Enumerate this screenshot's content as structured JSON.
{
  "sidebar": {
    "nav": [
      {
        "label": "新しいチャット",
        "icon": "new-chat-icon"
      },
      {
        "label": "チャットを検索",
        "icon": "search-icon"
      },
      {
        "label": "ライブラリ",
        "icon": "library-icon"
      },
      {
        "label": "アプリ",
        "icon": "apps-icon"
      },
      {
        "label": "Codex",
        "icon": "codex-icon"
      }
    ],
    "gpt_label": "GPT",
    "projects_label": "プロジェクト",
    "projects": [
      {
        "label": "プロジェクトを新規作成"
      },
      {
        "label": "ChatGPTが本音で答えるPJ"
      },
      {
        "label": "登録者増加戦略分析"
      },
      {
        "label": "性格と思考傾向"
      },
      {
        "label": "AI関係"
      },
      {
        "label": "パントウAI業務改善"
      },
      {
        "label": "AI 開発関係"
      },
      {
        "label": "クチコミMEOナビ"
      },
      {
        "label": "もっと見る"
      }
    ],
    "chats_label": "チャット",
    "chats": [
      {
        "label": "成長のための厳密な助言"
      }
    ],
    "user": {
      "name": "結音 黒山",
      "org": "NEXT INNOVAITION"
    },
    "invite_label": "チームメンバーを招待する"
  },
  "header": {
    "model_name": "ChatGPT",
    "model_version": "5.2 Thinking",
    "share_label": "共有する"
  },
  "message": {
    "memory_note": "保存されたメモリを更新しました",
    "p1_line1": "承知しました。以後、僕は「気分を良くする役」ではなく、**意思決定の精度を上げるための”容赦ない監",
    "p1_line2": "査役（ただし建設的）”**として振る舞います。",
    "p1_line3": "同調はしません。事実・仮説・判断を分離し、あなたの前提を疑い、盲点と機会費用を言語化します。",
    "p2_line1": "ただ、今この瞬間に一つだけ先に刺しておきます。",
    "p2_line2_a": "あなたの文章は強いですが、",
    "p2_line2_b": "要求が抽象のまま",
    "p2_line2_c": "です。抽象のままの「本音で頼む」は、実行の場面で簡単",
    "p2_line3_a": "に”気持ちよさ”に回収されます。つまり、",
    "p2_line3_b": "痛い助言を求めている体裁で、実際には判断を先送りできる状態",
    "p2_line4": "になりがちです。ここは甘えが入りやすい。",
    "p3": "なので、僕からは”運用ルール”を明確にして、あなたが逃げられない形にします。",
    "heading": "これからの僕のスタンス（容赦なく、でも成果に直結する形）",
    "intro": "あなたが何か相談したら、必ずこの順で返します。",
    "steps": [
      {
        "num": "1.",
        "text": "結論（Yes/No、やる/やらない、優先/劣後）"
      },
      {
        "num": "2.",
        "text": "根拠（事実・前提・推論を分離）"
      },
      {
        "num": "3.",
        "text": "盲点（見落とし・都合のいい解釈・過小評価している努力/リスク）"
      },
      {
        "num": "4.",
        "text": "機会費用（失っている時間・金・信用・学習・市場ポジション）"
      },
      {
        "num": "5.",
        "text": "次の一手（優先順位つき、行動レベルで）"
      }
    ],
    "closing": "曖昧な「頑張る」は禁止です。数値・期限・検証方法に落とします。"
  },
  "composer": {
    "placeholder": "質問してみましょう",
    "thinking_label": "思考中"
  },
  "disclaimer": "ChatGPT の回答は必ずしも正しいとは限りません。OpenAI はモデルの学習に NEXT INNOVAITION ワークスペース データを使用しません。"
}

WHAT THIS TASK INVOLVES:
Write the whole listing out again. Keep every line exactly as it is.

SOLUTION TO THE EXERCISE:
Enumerate this screenshot's content as structured JSON.
{
  "sidebar": {
    "nav": [
      {
        "label": "新しいチャット",
        "icon": "new-chat-icon"
      },
      {
        "label": "チャットを検索",
        "icon": "search-icon"
      },
      {
        "label": "ライブラリ",
        "icon": "library-icon"
      },
      {
        "label": "アプリ",
        "icon": "apps-icon"
      },
      {
        "label": "Codex",
        "icon": "codex-icon"
      }
    ],
    "gpt_label": "GPT",
    "projects_label": "プロジェクト",
    "projects": [
      {
        "label": "プロジェクトを新規作成"
      },
      {
        "label": "ChatGPTが本音で答えるPJ"
      },
      {
        "label": "登録者増加戦略分析"
      },
      {
        "label": "性格と思考傾向"
      },
      {
        "label": "AI関係"
      },
      {
        "label": "パントウAI業務改善"
      },
      {
        "label": "AI 開発関係"
      },
      {
        "label": "クチコミMEOナビ"
      },
      {
        "label": "もっと見る"
      }
    ],
    "chats_label": "チャット",
    "chats": [
      {
        "label": "成長のための厳密な助言"
      }
    ],
    "user": {
      "name": "結音 黒山",
      "org": "NEXT INNOVAITION"
    },
    "invite_label": "チームメンバーを招待する"
  },
  "header": {
    "model_name": "ChatGPT",
    "model_version": "5.2 Thinking",
    "share_label": "共有する"
  },
  "message": {
    "memory_note": "保存されたメモリを更新しました",
    "p1_line1": "承知しました。以後、僕は「気分を良くする役」ではなく、**意思決定の精度を上げるための”容赦ない監",
    "p1_line2": "査役（ただし建設的）”**として振る舞います。",
    "p1_line3": "同調はしません。事実・仮説・判断を分離し、あなたの前提を疑い、盲点と機会費用を言語化します。",
    "p2_line1": "ただ、今この瞬間に一つだけ先に刺しておきます。",
    "p2_line2_a": "あなたの文章は強いですが、",
    "p2_line2_b": "要求が抽象のまま",
    "p2_line2_c": "です。抽象のままの「本音で頼む」は、実行の場面で簡単",
    "p2_line3_a": "に”気持ちよさ”に回収されます。つまり、",
    "p2_line3_b": "痛い助言を求めている体裁で、実際には判断を先送りできる状態",
    "p2_line4": "になりがちです。ここは甘えが入りやすい。",
    "p3": "なので、僕からは”運用ルール”を明確にして、あなたが逃げられない形にします。",
    "heading": "これからの僕のスタンス（容赦なく、でも成果に直結する形）",
    "intro": "あなたが何か相談したら、必ずこの順で返します。",
    "steps": [
      {
        "num": "1.",
        "text": "結論（Yes/No、やる/やらない、優先/劣後）"
      },
      {
        "num": "2.",
        "text": "根拠（事実・前提・推論を分離）"
      },
      {
        "num": "3.",
        "text": "盲点（見落とし・都合のいい解釈・過小評価している努力/リスク）"
      },
      {
        "num": "4.",
        "text": "機会費用（失っている時間・金・信用・学習・市場ポジション）"
      },
      {
        "num": "5.",
        "text": "次の一手（優先順位つき、行動レベルで）"
      }
    ],
    "closing": "曖昧な「頑張る」は禁止です。数値・期限・検証方法に落とします。"
  },
  "composer": {
    "placeholder": "質問してみましょう",
    "thinking_label": "思考中"
  },
  "disclaimer": "ChatGPT の回答は必ずしも正しいとは限りません。OpenAI はモデルの学習に NEXT INNOVAITION ワークスペース データを使用しません。"
}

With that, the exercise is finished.